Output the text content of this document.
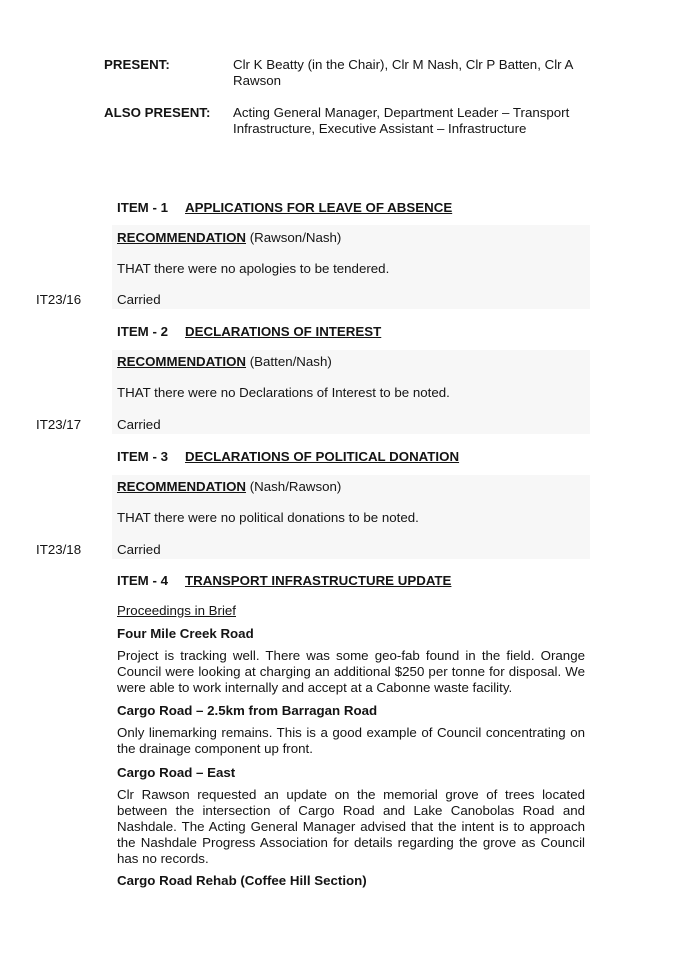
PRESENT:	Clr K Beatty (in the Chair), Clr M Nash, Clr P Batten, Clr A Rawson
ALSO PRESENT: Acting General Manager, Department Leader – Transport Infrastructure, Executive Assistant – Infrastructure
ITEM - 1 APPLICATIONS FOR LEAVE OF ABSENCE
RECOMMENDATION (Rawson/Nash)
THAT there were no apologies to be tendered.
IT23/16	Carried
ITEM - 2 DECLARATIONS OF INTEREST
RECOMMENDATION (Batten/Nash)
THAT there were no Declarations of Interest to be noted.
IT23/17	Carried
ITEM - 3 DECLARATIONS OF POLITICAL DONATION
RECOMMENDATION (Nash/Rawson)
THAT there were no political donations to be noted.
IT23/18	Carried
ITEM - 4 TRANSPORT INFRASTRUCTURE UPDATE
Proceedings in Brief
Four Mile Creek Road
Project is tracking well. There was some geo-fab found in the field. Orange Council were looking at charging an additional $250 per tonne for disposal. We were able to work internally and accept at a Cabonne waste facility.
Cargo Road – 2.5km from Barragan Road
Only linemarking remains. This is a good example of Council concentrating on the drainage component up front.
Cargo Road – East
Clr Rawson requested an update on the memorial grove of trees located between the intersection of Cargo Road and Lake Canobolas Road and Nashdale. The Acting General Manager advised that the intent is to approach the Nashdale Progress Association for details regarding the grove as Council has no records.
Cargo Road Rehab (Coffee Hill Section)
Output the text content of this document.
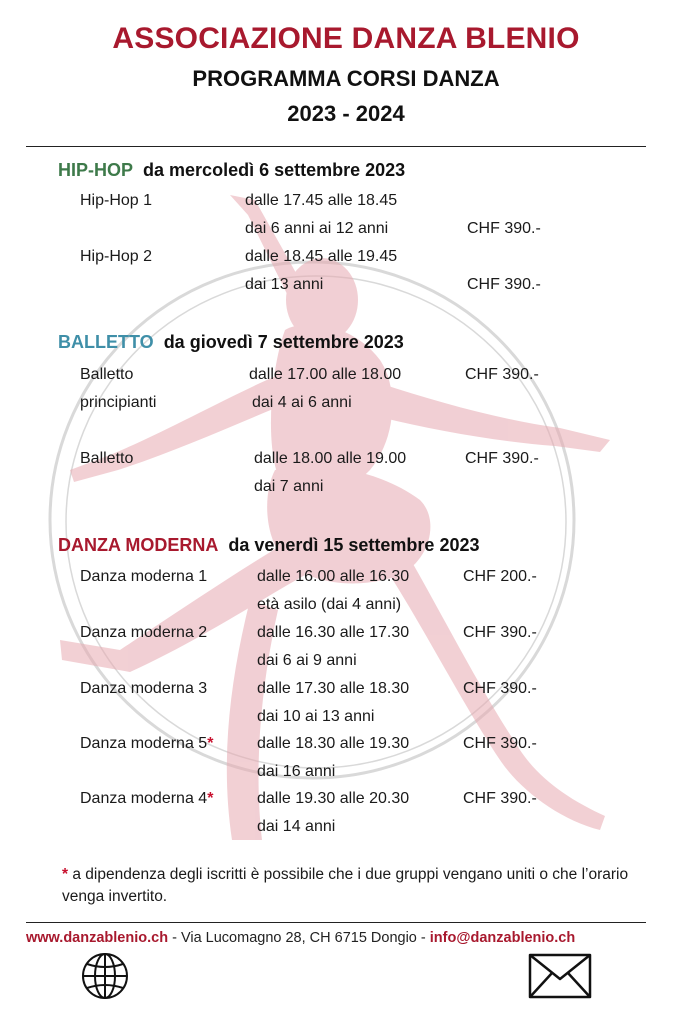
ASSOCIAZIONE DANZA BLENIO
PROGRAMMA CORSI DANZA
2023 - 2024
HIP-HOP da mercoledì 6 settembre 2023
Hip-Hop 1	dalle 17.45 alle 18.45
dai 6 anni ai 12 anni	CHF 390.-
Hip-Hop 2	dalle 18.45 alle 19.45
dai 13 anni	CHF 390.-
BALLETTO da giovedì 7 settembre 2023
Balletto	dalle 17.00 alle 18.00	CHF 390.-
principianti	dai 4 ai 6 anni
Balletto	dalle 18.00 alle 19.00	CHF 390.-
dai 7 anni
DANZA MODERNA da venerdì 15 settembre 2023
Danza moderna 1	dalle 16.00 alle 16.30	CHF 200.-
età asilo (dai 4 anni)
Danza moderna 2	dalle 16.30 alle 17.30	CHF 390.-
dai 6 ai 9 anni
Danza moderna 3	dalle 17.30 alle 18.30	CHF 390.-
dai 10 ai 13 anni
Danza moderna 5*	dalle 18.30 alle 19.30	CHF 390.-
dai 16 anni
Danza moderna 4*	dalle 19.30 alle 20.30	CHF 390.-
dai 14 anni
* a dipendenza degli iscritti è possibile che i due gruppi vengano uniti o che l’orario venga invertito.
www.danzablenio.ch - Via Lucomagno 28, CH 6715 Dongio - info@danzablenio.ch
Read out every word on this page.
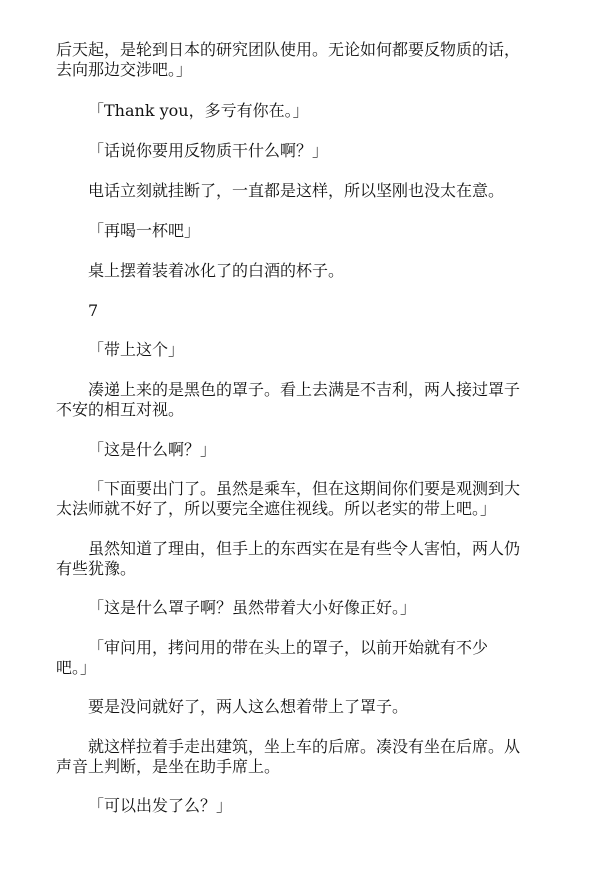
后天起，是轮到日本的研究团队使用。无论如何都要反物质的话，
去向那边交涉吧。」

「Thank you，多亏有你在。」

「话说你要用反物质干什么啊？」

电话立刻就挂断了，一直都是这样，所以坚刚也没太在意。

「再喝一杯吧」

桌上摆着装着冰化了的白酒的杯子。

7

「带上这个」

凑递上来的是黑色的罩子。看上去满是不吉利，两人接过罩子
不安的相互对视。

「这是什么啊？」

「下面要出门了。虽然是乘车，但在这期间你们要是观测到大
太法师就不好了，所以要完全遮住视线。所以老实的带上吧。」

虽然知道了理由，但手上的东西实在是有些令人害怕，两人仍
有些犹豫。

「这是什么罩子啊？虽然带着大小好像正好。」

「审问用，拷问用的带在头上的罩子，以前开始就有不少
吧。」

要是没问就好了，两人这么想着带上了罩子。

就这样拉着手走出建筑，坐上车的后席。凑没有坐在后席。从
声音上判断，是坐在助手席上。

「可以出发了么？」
---
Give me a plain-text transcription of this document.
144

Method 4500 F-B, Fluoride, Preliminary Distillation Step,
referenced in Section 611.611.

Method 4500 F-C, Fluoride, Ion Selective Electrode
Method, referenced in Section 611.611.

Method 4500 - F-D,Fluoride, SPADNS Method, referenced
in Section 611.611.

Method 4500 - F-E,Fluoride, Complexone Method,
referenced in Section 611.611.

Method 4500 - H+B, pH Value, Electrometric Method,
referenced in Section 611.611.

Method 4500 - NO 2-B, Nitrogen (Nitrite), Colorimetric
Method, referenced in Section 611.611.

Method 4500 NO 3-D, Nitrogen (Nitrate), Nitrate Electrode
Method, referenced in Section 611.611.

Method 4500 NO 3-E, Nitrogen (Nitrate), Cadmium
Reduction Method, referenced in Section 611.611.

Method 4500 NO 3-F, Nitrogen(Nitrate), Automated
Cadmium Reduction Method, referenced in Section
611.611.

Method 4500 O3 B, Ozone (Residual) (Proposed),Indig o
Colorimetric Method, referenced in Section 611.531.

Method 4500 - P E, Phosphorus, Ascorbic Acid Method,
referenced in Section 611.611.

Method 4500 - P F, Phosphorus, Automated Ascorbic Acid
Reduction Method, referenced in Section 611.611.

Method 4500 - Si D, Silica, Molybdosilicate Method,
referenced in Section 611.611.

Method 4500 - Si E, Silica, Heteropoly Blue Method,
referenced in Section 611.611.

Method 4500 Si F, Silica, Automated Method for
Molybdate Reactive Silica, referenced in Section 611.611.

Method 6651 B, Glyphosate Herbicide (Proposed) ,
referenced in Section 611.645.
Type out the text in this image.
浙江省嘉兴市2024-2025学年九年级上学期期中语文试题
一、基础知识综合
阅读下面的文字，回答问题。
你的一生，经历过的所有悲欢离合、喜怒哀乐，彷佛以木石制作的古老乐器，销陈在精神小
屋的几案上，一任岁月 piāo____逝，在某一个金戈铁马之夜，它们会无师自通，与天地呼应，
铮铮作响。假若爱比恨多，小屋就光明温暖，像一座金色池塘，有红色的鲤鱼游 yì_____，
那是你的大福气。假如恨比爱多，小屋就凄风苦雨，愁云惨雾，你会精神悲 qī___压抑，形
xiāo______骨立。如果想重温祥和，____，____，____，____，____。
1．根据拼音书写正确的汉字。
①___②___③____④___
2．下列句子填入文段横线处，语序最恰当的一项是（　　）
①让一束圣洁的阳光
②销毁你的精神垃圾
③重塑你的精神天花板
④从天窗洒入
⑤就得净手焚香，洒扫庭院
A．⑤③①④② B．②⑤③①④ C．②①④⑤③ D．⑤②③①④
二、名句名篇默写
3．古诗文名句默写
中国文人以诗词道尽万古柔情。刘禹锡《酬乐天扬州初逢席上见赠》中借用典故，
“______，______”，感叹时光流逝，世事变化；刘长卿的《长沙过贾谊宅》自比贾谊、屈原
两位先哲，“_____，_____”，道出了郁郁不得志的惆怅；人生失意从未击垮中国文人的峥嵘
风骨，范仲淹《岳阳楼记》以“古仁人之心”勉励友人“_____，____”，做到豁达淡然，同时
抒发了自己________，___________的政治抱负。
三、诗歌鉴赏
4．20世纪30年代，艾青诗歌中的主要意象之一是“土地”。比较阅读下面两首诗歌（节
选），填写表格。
--
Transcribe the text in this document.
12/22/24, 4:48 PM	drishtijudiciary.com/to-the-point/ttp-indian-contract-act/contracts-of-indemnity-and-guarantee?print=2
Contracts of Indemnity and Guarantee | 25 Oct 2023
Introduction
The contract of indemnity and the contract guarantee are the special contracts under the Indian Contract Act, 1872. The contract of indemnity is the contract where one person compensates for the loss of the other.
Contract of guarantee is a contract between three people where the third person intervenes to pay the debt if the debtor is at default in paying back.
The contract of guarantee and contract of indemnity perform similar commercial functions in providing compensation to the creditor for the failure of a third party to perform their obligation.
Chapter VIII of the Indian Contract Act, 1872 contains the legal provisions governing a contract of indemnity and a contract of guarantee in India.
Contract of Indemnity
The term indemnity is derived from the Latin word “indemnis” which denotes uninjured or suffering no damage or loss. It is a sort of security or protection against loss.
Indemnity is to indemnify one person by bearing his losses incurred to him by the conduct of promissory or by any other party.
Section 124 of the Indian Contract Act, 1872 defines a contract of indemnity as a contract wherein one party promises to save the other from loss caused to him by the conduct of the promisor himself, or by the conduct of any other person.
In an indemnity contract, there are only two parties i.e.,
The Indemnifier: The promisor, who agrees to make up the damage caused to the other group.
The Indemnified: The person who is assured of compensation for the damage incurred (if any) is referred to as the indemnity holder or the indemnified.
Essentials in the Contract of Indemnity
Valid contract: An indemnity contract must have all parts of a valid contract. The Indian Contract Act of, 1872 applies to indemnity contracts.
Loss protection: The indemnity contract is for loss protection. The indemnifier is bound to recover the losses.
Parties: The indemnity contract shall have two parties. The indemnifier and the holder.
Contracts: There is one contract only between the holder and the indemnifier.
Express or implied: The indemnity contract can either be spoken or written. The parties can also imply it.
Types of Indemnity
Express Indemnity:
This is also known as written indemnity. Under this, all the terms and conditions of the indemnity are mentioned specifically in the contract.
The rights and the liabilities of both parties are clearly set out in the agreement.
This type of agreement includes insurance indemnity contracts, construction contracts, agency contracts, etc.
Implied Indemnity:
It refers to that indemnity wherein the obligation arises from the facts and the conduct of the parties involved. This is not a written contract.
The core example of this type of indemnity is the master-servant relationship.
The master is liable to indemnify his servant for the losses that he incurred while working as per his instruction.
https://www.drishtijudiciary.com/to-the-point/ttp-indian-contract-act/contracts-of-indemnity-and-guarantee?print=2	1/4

# To do
Above are the records. Copy every line in them holding "Electrode".

# Task result
Method 4500 F-C, Fluoride, Ion Selective Electrode
Method 4500 NO 3-D, Nitrogen (Nitrate), Nitrate Electrode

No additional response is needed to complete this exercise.